◆ **Task to carry out**
Hunt for the word "представляет" across the entries below, copying each line that holds it.
# Record excerpts start
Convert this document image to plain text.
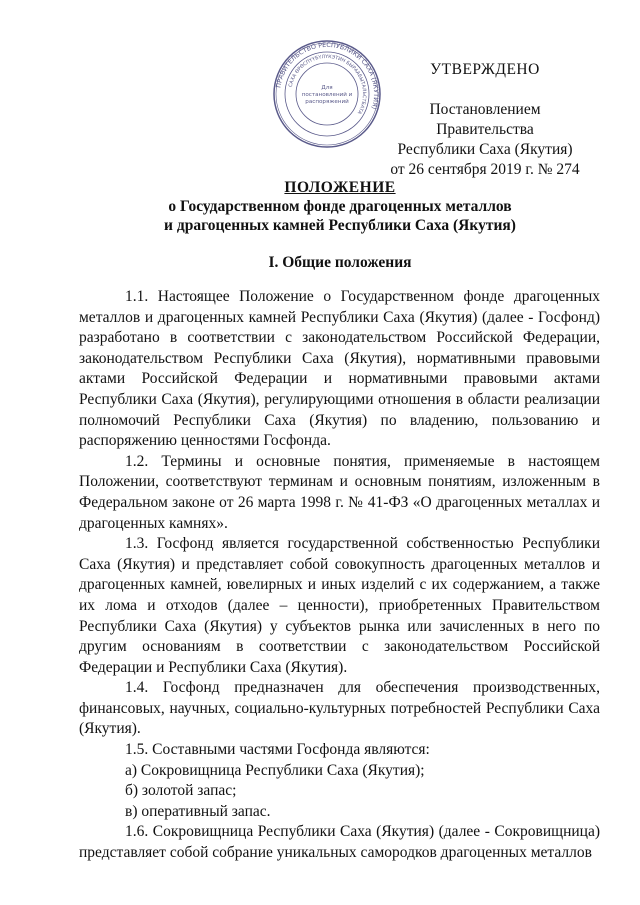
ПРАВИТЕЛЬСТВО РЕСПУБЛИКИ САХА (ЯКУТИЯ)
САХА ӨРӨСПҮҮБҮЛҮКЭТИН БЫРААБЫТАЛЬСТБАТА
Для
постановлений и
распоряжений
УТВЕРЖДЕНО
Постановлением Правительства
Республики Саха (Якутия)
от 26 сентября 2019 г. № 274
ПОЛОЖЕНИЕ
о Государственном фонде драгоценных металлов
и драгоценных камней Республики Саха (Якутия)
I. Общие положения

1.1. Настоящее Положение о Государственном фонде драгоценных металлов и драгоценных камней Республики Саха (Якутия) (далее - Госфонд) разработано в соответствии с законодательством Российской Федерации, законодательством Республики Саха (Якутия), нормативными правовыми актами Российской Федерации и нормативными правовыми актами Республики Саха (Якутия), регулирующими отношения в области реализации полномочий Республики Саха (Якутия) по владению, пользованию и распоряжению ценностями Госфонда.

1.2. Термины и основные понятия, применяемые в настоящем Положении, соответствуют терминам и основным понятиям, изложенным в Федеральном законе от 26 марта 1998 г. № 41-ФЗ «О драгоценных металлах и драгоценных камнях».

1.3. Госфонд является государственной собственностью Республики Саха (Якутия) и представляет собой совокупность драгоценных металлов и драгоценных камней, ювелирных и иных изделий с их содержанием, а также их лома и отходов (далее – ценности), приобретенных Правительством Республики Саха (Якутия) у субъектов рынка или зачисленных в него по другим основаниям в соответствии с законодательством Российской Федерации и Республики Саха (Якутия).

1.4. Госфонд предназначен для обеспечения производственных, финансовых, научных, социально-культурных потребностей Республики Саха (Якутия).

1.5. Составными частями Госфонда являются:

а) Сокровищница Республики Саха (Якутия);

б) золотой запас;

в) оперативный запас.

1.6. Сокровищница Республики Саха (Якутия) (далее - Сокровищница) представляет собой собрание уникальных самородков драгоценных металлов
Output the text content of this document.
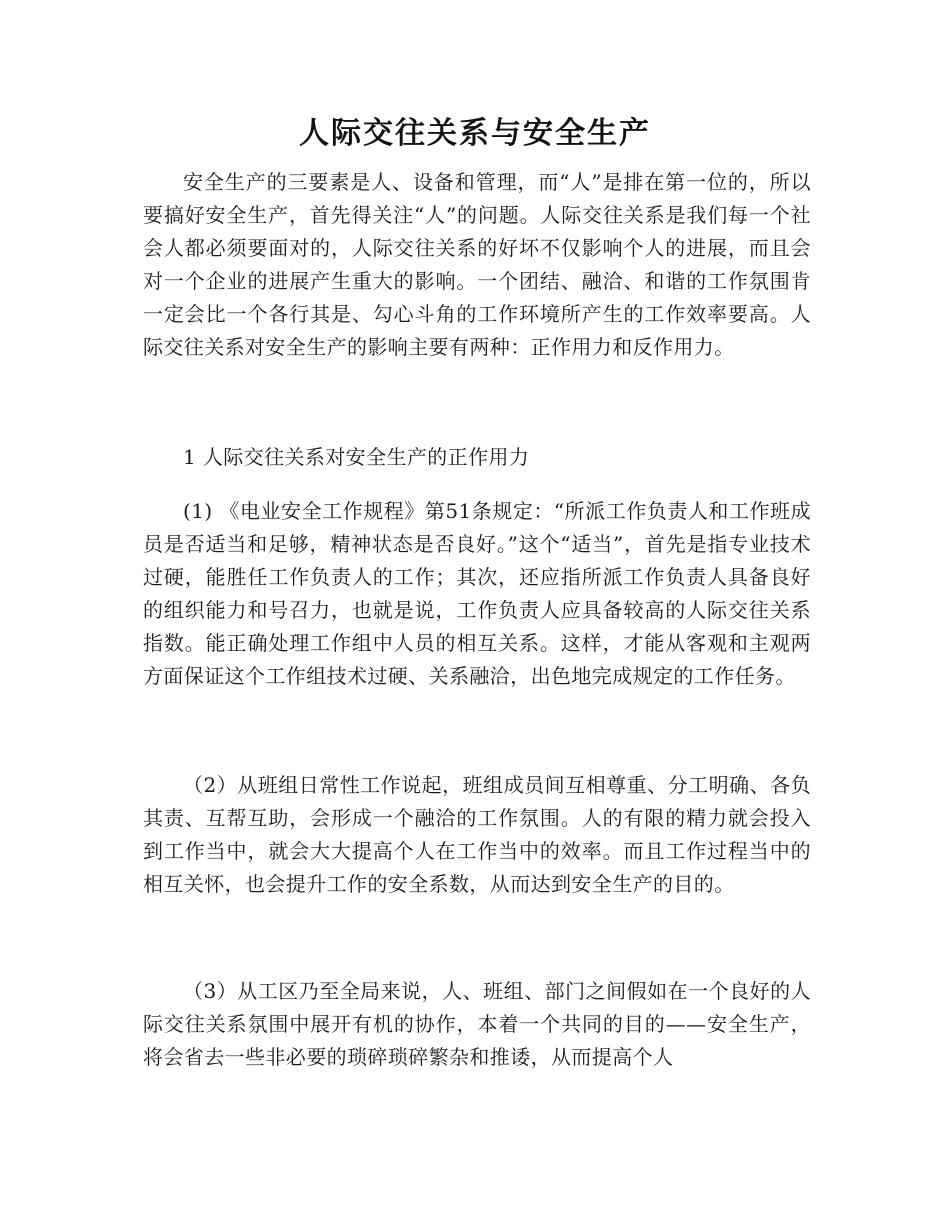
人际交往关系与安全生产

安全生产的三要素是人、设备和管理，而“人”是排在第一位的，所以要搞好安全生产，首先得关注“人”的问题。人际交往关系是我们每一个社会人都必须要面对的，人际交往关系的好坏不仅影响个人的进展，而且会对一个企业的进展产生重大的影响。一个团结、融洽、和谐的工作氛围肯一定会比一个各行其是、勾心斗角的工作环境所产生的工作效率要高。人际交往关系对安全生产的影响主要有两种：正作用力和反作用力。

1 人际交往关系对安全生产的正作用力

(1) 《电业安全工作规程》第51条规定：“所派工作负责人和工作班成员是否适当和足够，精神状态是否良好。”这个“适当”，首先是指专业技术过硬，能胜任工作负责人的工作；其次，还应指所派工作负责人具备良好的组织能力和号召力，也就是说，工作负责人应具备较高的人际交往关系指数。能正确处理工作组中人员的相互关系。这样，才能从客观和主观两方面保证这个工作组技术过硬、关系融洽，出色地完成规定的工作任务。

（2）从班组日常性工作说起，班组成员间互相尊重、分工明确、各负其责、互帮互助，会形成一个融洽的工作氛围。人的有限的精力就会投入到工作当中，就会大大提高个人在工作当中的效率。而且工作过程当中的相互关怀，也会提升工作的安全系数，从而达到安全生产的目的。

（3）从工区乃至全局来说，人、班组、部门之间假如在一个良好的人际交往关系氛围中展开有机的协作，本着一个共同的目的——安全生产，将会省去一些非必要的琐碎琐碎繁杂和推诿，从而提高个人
# Record excerpts end
◆ **Output below**
1.3. Госфонд является государственной собственностью Республики Саха (Якутия) и представляет собой совокупность драгоценных металлов и драгоценных камней, ювелирных и иных изделий с их содержанием, а также их лома и отходов (далее – ценности), приобретенных Правительством Республики Саха (Якутия) у субъектов рынка или зачисленных в него по другим основаниям в соответствии с законодательством Российской Федерации и Республики Саха (Якутия).
1.6. Сокровищница Республики Саха (Якутия) (далее - Сокровищница) представляет собой собрание уникальных самородков драгоценных металлов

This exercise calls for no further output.